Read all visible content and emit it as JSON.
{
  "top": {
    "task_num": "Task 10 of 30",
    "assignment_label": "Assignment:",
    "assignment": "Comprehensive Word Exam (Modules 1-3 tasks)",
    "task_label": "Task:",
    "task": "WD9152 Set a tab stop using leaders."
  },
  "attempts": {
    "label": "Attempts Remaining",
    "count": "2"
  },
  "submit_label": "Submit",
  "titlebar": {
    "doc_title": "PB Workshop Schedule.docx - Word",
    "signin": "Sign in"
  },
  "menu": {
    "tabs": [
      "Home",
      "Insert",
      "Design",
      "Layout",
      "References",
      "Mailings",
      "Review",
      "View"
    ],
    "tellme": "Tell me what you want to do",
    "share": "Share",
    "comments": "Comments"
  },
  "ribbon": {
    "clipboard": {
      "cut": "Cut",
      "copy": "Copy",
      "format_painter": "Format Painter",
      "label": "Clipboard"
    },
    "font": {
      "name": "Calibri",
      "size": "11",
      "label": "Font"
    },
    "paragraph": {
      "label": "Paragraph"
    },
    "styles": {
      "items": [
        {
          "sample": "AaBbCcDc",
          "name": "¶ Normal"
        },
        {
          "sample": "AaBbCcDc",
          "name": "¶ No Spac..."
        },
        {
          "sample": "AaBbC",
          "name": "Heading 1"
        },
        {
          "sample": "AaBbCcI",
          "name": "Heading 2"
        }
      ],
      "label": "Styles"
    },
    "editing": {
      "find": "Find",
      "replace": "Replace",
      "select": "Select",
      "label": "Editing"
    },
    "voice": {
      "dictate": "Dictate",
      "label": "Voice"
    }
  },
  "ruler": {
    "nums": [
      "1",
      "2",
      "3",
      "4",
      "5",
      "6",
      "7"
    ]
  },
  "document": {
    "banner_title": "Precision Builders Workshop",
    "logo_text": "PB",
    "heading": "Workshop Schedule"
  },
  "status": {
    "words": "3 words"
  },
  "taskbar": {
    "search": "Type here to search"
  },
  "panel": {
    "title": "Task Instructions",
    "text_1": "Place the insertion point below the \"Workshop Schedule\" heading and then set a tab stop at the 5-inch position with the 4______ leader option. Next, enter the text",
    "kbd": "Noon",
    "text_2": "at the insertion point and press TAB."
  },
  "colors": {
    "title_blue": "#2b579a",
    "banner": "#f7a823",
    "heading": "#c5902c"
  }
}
--------------------
● **Aim of the exercise**:
Each line in the listing above that contains "stop" should be copied.

● **Reply**:
    "task": "WD9152 Set a tab stop using leaders."
    "text_1": "Place the insertion point below the \"Workshop Schedule\" heading and then set a tab stop at the 5-inch position with the 4______ leader option. Next, enter the text",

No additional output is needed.